## Start

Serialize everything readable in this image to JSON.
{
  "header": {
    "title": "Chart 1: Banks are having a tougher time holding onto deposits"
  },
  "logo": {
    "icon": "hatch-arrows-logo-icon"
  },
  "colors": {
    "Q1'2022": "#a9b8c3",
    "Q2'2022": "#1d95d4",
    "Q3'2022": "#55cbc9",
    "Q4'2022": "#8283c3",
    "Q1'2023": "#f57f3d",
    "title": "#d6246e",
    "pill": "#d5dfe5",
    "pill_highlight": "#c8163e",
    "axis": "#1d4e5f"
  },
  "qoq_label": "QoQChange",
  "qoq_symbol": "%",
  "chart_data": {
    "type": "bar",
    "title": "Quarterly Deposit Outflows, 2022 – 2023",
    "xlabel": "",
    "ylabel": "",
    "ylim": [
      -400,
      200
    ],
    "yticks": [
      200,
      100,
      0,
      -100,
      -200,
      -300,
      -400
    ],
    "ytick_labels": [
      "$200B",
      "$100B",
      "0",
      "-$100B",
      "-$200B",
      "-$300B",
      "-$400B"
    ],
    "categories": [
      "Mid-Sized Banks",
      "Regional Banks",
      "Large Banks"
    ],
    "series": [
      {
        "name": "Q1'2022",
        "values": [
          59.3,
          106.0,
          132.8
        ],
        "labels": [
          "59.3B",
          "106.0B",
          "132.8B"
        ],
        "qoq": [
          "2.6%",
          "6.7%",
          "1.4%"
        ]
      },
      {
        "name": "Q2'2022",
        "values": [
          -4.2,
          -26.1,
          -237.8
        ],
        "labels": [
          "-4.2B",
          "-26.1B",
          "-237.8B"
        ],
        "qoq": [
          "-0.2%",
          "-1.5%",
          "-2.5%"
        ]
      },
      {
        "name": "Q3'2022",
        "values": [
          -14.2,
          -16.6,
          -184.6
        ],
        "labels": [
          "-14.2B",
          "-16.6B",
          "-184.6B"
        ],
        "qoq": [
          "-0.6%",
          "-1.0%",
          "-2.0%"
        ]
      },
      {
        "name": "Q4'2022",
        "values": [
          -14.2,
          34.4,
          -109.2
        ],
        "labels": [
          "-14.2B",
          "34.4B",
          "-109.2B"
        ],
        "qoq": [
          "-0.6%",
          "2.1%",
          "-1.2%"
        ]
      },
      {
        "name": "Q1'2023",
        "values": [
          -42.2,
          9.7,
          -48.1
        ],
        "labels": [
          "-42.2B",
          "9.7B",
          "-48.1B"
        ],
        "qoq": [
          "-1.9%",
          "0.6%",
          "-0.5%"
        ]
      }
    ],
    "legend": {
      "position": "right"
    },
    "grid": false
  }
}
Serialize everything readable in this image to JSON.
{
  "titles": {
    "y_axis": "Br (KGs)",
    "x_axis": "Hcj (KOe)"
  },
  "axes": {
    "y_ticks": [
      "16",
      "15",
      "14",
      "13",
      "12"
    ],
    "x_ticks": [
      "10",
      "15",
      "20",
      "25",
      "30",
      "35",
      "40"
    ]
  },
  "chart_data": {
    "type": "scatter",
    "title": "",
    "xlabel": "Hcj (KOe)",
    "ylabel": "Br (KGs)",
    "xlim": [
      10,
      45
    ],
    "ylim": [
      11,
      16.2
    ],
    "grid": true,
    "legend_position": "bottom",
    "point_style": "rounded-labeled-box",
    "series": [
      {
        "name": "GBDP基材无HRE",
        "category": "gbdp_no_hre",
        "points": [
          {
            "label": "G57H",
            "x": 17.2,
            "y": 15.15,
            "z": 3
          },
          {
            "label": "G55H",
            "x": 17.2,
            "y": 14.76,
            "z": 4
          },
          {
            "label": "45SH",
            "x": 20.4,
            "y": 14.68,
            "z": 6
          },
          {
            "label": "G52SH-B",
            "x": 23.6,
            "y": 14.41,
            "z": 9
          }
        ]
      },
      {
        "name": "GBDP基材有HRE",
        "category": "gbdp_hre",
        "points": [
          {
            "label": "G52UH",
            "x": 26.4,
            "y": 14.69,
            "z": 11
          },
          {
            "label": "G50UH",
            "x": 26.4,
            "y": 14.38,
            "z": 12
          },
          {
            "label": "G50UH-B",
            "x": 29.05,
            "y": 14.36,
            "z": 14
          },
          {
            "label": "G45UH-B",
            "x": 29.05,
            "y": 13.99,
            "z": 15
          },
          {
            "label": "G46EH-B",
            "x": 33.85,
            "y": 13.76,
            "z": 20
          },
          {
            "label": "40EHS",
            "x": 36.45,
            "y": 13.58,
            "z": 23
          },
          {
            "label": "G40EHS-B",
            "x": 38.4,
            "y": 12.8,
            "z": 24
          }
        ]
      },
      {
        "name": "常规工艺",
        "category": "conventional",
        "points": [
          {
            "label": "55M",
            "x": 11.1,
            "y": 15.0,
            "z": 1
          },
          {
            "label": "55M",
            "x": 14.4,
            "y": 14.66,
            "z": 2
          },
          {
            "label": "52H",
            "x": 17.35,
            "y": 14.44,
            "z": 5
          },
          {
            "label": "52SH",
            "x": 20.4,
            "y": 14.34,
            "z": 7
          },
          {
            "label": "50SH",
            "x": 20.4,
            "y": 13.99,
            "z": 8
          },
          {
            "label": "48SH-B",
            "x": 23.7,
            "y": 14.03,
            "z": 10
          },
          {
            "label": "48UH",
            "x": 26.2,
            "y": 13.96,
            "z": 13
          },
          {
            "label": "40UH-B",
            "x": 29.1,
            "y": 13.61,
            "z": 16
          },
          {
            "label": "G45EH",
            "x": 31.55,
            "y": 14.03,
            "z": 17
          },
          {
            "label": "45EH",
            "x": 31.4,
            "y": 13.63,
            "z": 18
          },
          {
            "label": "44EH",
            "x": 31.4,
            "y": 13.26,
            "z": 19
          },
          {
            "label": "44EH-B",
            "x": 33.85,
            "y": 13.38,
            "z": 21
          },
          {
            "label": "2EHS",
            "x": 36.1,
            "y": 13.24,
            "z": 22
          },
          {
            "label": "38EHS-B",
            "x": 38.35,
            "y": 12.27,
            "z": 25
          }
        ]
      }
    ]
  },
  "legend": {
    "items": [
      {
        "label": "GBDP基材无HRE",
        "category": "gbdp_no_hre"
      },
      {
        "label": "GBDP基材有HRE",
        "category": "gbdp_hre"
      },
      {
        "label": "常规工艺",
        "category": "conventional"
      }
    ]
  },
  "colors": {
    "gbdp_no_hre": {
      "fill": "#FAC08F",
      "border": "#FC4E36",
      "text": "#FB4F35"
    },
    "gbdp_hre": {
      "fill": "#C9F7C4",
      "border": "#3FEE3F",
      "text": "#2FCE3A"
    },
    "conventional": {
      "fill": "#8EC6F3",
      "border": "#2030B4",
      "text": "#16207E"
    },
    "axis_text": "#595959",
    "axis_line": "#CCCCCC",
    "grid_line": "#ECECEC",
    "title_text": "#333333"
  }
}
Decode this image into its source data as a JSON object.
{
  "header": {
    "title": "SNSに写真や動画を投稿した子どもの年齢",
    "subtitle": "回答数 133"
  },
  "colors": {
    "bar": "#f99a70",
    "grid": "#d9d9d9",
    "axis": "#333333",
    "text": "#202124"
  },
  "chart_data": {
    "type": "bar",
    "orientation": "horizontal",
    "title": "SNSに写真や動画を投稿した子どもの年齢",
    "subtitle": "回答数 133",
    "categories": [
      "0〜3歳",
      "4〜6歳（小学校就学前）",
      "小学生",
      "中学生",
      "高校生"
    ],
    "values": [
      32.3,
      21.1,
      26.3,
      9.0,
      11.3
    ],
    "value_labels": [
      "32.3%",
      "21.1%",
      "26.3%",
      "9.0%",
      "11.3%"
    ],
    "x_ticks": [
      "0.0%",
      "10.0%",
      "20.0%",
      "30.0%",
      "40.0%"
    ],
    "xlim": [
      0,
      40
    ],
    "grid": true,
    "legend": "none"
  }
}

## End

## SET TASK
The word "fill" may appear on some lines. Report how many lines hold it, giving the number alone.

## EXERCISE RESPONSE
3